Work required:
Copy out each line exactly as it appears.

[Records about charts and figures]
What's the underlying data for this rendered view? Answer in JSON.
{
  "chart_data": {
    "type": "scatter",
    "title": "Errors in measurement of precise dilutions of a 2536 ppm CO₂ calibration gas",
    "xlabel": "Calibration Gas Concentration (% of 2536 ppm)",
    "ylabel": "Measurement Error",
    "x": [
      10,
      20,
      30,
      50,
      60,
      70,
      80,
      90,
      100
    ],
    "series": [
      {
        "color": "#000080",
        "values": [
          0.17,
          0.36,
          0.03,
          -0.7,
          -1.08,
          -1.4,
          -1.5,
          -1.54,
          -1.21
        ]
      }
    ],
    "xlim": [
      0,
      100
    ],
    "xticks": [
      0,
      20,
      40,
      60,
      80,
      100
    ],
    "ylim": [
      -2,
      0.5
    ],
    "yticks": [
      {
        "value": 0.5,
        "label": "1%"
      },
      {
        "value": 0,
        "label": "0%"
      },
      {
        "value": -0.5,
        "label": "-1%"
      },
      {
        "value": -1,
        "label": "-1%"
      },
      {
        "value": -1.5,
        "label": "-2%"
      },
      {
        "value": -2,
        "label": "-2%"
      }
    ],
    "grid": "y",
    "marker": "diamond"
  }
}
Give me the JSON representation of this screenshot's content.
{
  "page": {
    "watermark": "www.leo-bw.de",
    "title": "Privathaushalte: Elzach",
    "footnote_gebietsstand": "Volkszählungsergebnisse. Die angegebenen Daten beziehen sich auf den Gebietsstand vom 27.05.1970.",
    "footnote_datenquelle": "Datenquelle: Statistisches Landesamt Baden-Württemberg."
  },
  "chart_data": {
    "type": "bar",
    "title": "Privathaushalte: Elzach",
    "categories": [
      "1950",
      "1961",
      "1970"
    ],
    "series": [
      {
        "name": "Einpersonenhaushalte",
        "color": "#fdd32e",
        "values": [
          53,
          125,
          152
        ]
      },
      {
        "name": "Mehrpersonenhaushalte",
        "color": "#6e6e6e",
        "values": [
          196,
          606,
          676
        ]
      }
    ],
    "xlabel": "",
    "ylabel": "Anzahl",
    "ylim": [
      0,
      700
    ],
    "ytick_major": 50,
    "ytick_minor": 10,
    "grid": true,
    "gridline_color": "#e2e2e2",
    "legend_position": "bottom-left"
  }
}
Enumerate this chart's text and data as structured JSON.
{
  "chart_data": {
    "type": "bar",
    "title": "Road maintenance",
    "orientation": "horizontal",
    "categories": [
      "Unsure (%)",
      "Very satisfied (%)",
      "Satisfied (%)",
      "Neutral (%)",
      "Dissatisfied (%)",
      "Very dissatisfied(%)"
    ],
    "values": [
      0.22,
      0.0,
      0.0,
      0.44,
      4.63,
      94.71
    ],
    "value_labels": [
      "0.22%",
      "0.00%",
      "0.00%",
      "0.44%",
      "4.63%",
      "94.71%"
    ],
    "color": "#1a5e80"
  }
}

Solution to this problem:
What's the underlying data for this rendered view? Answer in JSON.
{
  "chart_data": {
    "type": "scatter",
    "title": "Errors in measurement of precise dilutions of a 2536 ppm CO₂ calibration gas",
    "xlabel": "Calibration Gas Concentration (% of 2536 ppm)",
    "ylabel": "Measurement Error",
    "x": [
      10,
      20,
      30,
      50,
      60,
      70,
      80,
      90,
      100
    ],
    "series": [
      {
        "color": "#000080",
        "values": [
          0.17,
          0.36,
          0.03,
          -0.7,
          -1.08,
          -1.4,
          -1.5,
          -1.54,
          -1.21
        ]
      }
    ],
    "xlim": [
      0,
      100
    ],
    "xticks": [
      0,
      20,
      40,
      60,
      80,
      100
    ],
    "ylim": [
      -2,
      0.5
    ],
    "yticks": [
      {
        "value": 0.5,
        "label": "1%"
      },
      {
        "value": 0,
        "label": "0%"
      },
      {
        "value": -0.5,
        "label": "-1%"
      },
      {
        "value": -1,
        "label": "-1%"
      },
      {
        "value": -1.5,
        "label": "-2%"
      },
      {
        "value": -2,
        "label": "-2%"
      }
    ],
    "grid": "y",
    "marker": "diamond"
  }
}
Give me the JSON representation of this screenshot's content.
{
  "page": {
    "watermark": "www.leo-bw.de",
    "title": "Privathaushalte: Elzach",
    "footnote_gebietsstand": "Volkszählungsergebnisse. Die angegebenen Daten beziehen sich auf den Gebietsstand vom 27.05.1970.",
    "footnote_datenquelle": "Datenquelle: Statistisches Landesamt Baden-Württemberg."
  },
  "chart_data": {
    "type": "bar",
    "title": "Privathaushalte: Elzach",
    "categories": [
      "1950",
      "1961",
      "1970"
    ],
    "series": [
      {
        "name": "Einpersonenhaushalte",
        "color": "#fdd32e",
        "values": [
          53,
          125,
          152
        ]
      },
      {
        "name": "Mehrpersonenhaushalte",
        "color": "#6e6e6e",
        "values": [
          196,
          606,
          676
        ]
      }
    ],
    "xlabel": "",
    "ylabel": "Anzahl",
    "ylim": [
      0,
      700
    ],
    "ytick_major": 50,
    "ytick_minor": 10,
    "grid": true,
    "gridline_color": "#e2e2e2",
    "legend_position": "bottom-left"
  }
}
Enumerate this chart's text and data as structured JSON.
{
  "chart_data": {
    "type": "bar",
    "title": "Road maintenance",
    "orientation": "horizontal",
    "categories": [
      "Unsure (%)",
      "Very satisfied (%)",
      "Satisfied (%)",
      "Neutral (%)",
      "Dissatisfied (%)",
      "Very dissatisfied(%)"
    ],
    "values": [
      0.22,
      0.0,
      0.0,
      0.44,
      4.63,
      94.71
    ],
    "value_labels": [
      "0.22%",
      "0.00%",
      "0.00%",
      "0.44%",
      "4.63%",
      "94.71%"
    ],
    "color": "#1a5e80"
  }
}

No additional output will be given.